Some records:
— Start —
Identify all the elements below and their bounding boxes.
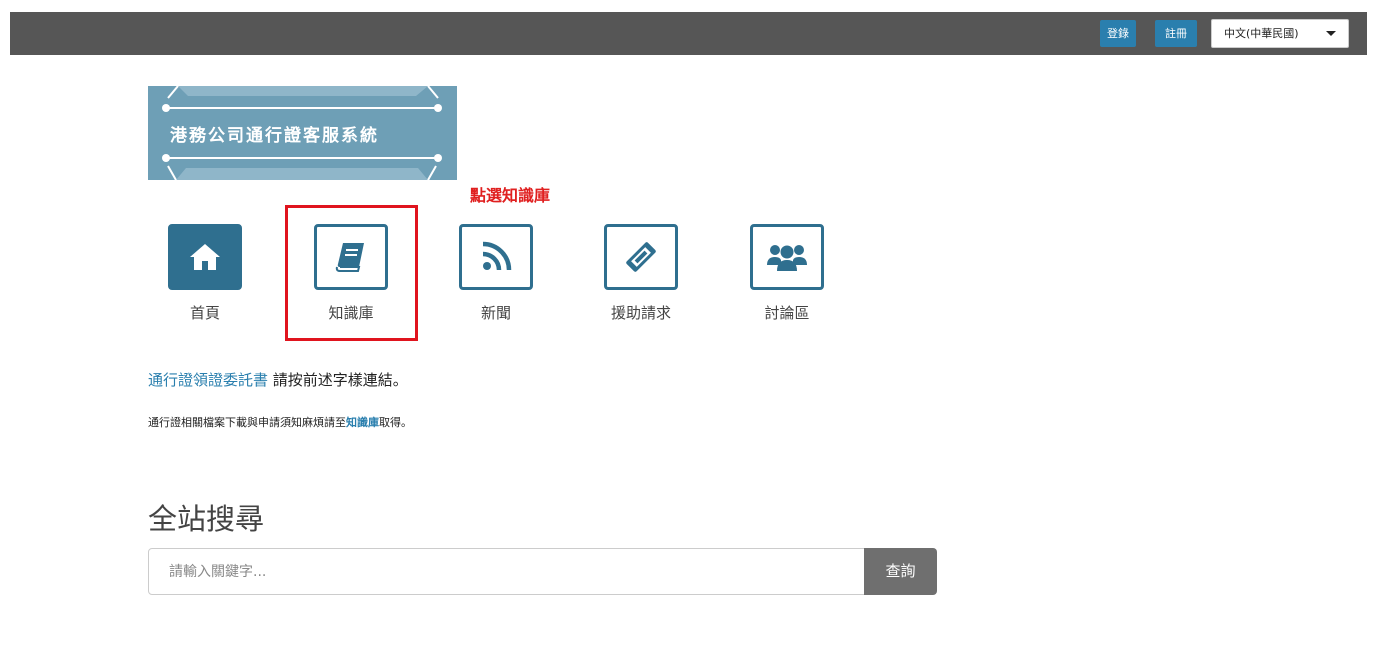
notice-line2-prefix: 通行證相關檔案下載與申請須知麻煩請至 [148, 416, 346, 429]
ticket-icon [626, 242, 656, 272]
nav-label-news: 新聞 [480, 304, 511, 322]
search-title: 全站搜尋 [148, 502, 265, 536]
caret-down-icon [1326, 31, 1336, 36]
notice-line2-suffix: 取得。 [379, 416, 412, 429]
nav-label-support-request: 援助請求 [610, 304, 671, 322]
nav-forum[interactable]: 討論區 [737, 224, 837, 323]
nav-home[interactable]: 首頁 [155, 224, 255, 323]
search-input[interactable] [148, 548, 865, 595]
nav-label-home: 首頁 [189, 304, 220, 322]
nav-label-forum: 討論區 [764, 304, 810, 322]
nav-news[interactable]: 新聞 [446, 224, 546, 323]
authorization-form-link[interactable]: 通行證領證委託書 [148, 371, 268, 389]
users-icon-box[interactable] [750, 224, 824, 290]
notice-line: 通行證領證委託書 請按前述字樣連結。 [148, 369, 408, 390]
highlight-box [285, 205, 418, 341]
ticket-icon-box[interactable] [604, 224, 678, 290]
users-icon [767, 245, 807, 271]
nav-support-request[interactable]: 援助請求 [591, 224, 691, 323]
language-label: 中文(中華民國) [1224, 27, 1299, 40]
home-icon [190, 244, 220, 270]
banner-title: 港務公司通行證客服系統 [170, 126, 379, 146]
login-button[interactable]: 登錄 [1100, 20, 1136, 47]
top-bar: 登錄 註冊 中文(中華民國) [10, 12, 1367, 55]
home-icon-box[interactable] [168, 224, 242, 290]
site-banner-logo[interactable]: 港務公司通行證客服系統 [148, 86, 457, 180]
notice-text: 請按前述字樣連結。 [272, 371, 408, 389]
rss-icon-box[interactable] [459, 224, 533, 290]
notice-line-2: 通行證相關檔案下載與申請須知麻煩請至知識庫取得。 [148, 414, 412, 430]
instruction-annotation: 點選知識庫 [470, 186, 551, 205]
register-button[interactable]: 註冊 [1155, 20, 1197, 47]
search-button[interactable]: 查詢 [864, 548, 937, 595]
knowledge-base-link[interactable]: 知識庫 [346, 416, 379, 429]
rss-icon [482, 241, 512, 271]
language-select[interactable]: 中文(中華民國) [1211, 19, 1349, 48]
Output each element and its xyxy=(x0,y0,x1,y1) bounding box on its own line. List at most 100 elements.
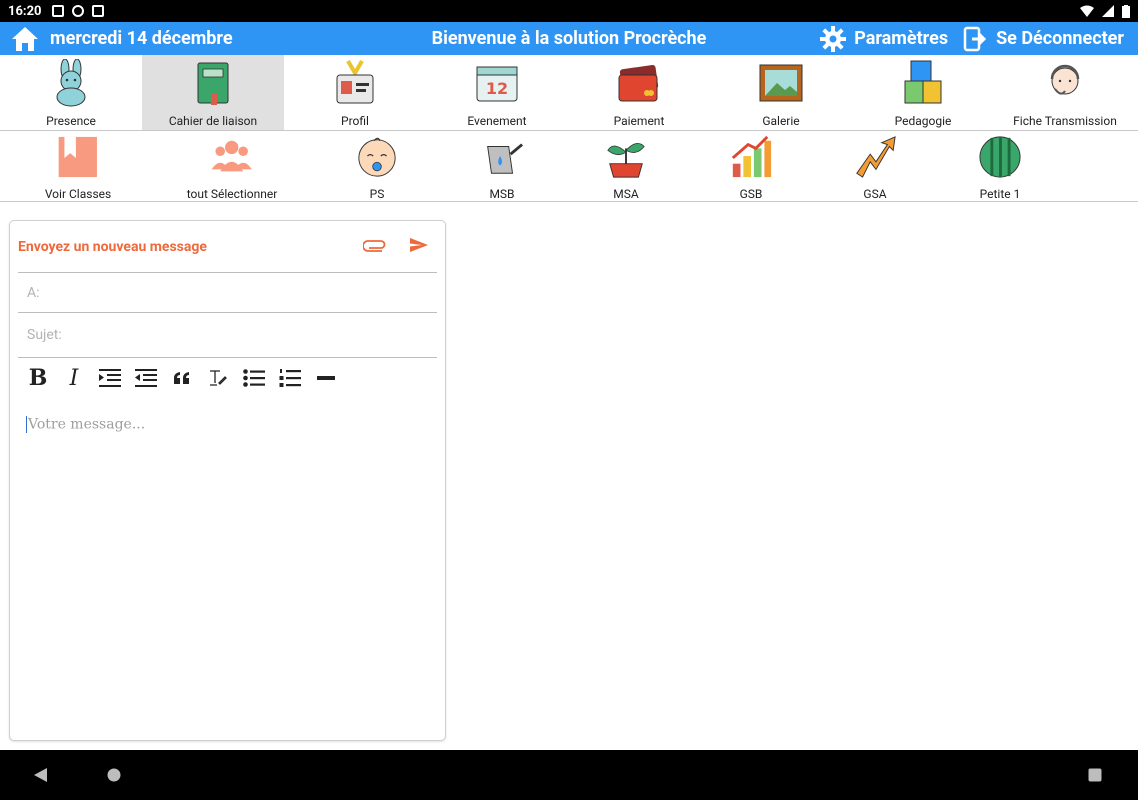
outdent-button[interactable] xyxy=(128,364,164,392)
back-icon[interactable] xyxy=(34,768,48,782)
paperclip-icon xyxy=(362,240,386,252)
settings-label: Paramètres xyxy=(854,28,949,49)
svg-text:12: 12 xyxy=(486,79,508,98)
watering-can-icon xyxy=(487,143,524,174)
blockquote-button[interactable] xyxy=(164,364,200,392)
outdent-icon xyxy=(135,369,157,387)
clear-format-icon xyxy=(210,370,227,386)
editor-toolbar: B I xyxy=(20,364,344,392)
notebook-icon xyxy=(197,62,229,105)
class-item-label: MSA xyxy=(613,187,639,201)
horizontal-rule-button[interactable] xyxy=(308,364,344,392)
nav-item-cahier-de-liaison[interactable]: Cahier de liaison xyxy=(142,55,284,130)
baby-face-icon xyxy=(358,137,396,177)
current-date: mercredi 14 décembre xyxy=(50,28,233,49)
bold-button[interactable]: B xyxy=(20,364,56,392)
italic-button[interactable]: I xyxy=(56,364,92,392)
class-item-label: Voir Classes xyxy=(44,187,112,201)
nav-item-label: Fiche Transmission xyxy=(1013,114,1117,128)
class-item-label: GSA xyxy=(863,187,887,201)
bookmark-icon xyxy=(58,136,98,178)
nav-item-evenement[interactable]: 12 Evenement xyxy=(426,55,568,130)
quote-icon xyxy=(174,372,189,384)
class-item-petite-1[interactable]: Petite 1 xyxy=(977,132,1023,201)
nav-item-label: Pedagogie xyxy=(894,114,952,128)
app-header: mercredi 14 décembre Bienvenue à la solu… xyxy=(0,22,1138,55)
battery-icon xyxy=(1122,4,1130,18)
send-button[interactable] xyxy=(409,237,429,257)
sprout-icon xyxy=(607,143,645,178)
composer-header: Envoyez un nouveau message xyxy=(18,221,437,273)
class-item-msa[interactable]: MSA xyxy=(603,132,649,201)
nav-item-label: Cahier de liaison xyxy=(168,114,258,128)
page-title: Bienvenue à la solution Procrèche xyxy=(431,28,707,49)
class-item-label: MSB xyxy=(489,187,515,201)
indent-button[interactable] xyxy=(92,364,128,392)
class-item-gsa[interactable]: GSA xyxy=(852,132,898,201)
badge-icon xyxy=(336,59,374,104)
nav-item-profil[interactable]: Profil xyxy=(284,55,426,130)
class-item-msb[interactable]: MSB xyxy=(479,132,525,201)
nav-item-label: Presence xyxy=(46,114,96,128)
class-item-tout-selectionner[interactable]: tout Sélectionner xyxy=(186,132,278,201)
baby-headset-icon xyxy=(1050,64,1080,95)
settings-button[interactable]: Paramètres xyxy=(820,25,949,52)
growth-chart-icon xyxy=(731,135,772,178)
recents-icon[interactable] xyxy=(1088,768,1102,782)
class-item-gsb[interactable]: GSB xyxy=(728,132,774,201)
class-item-label: Petite 1 xyxy=(979,187,1021,201)
class-item-label: PS xyxy=(369,187,385,201)
bullet-list-button[interactable] xyxy=(236,364,272,392)
recipient-placeholder: A: xyxy=(27,284,40,301)
home-icon xyxy=(12,26,38,51)
home-button[interactable] xyxy=(10,24,40,54)
nav-item-galerie[interactable]: Galerie xyxy=(710,55,852,130)
calendar-icon: 12 xyxy=(476,66,518,102)
logout-icon xyxy=(963,26,987,51)
class-item-voir-classes[interactable]: Voir Classes xyxy=(45,132,111,201)
card-icon xyxy=(618,64,659,102)
main-nav: Presence Cahier de liaison Profil 12 Eve… xyxy=(0,55,1138,131)
nav-item-fiche-transmission[interactable]: Fiche Transmission xyxy=(994,55,1136,130)
clear-format-button[interactable] xyxy=(200,364,236,392)
logout-label: Se Déconnecter xyxy=(996,28,1124,49)
notification-icon xyxy=(51,5,64,17)
numbered-list-button[interactable] xyxy=(272,364,308,392)
class-item-ps[interactable]: PS xyxy=(354,132,400,201)
subject-placeholder: Sujet: xyxy=(27,327,62,343)
nav-item-label: Profil xyxy=(341,114,369,128)
home-nav-icon[interactable] xyxy=(107,768,121,782)
system-nav-bar xyxy=(0,750,1138,800)
message-placeholder: Votre message... xyxy=(28,416,146,433)
group-icon xyxy=(211,140,253,172)
nav-item-paiement[interactable]: Paiement xyxy=(568,55,710,130)
logout-button[interactable]: Se Déconnecter xyxy=(962,26,1124,52)
subject-field[interactable]: Sujet: xyxy=(18,313,437,358)
class-item-label: GSB xyxy=(739,187,763,201)
numbered-list-icon xyxy=(279,369,301,387)
attach-button[interactable] xyxy=(362,237,387,256)
horizontal-rule-icon xyxy=(317,376,335,380)
sd-card-icon xyxy=(91,5,104,17)
send-icon xyxy=(410,237,428,252)
gear-icon xyxy=(820,25,847,52)
blocks-icon xyxy=(904,60,942,104)
message-body-editor[interactable]: Votre message... xyxy=(26,416,429,724)
text-caret xyxy=(26,416,27,433)
signal-icon xyxy=(1102,5,1114,17)
bold-glyph: B xyxy=(28,365,48,391)
status-bar: 16:20 xyxy=(0,0,1138,22)
recipient-field[interactable]: A: xyxy=(18,273,437,313)
nav-item-pedagogie[interactable]: Pedagogie xyxy=(852,55,994,130)
nav-item-label: Paiement xyxy=(613,114,665,128)
nav-item-label: Evenement xyxy=(467,114,527,128)
bunny-icon xyxy=(56,59,86,107)
message-composer: Envoyez un nouveau message A: Sujet: B I xyxy=(9,220,446,741)
status-time: 16:20 xyxy=(8,3,42,19)
nav-item-presence[interactable]: Presence xyxy=(0,55,142,130)
class-item-label: tout Sélectionner xyxy=(186,187,278,201)
striped-circle-icon xyxy=(979,136,1021,178)
picture-icon xyxy=(759,64,803,102)
notification-icon xyxy=(71,5,84,17)
composer-heading: Envoyez un nouveau message xyxy=(18,238,207,255)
— End —
Reproduce the stretch of lines in the records from the line containing "notice-line2-prefix: 通行證相關檔案下載與申請須知麻煩請至 [148, 416, 346, 429]" through the line containing "nav-label-support-request: 援助請求 [610, 304, 671, 322]", both ends included.

[Response]:
notice-line2-prefix: 通行證相關檔案下載與申請須知麻煩請至 [148, 416, 346, 429]
ticket-icon [626, 242, 656, 272]
nav-label-news: 新聞 [480, 304, 511, 322]
search-title: 全站搜尋 [148, 502, 265, 536]
caret-down-icon [1326, 31, 1336, 36]
notice-line2-suffix: 取得。 [379, 416, 412, 429]
nav-label-support-request: 援助請求 [610, 304, 671, 322]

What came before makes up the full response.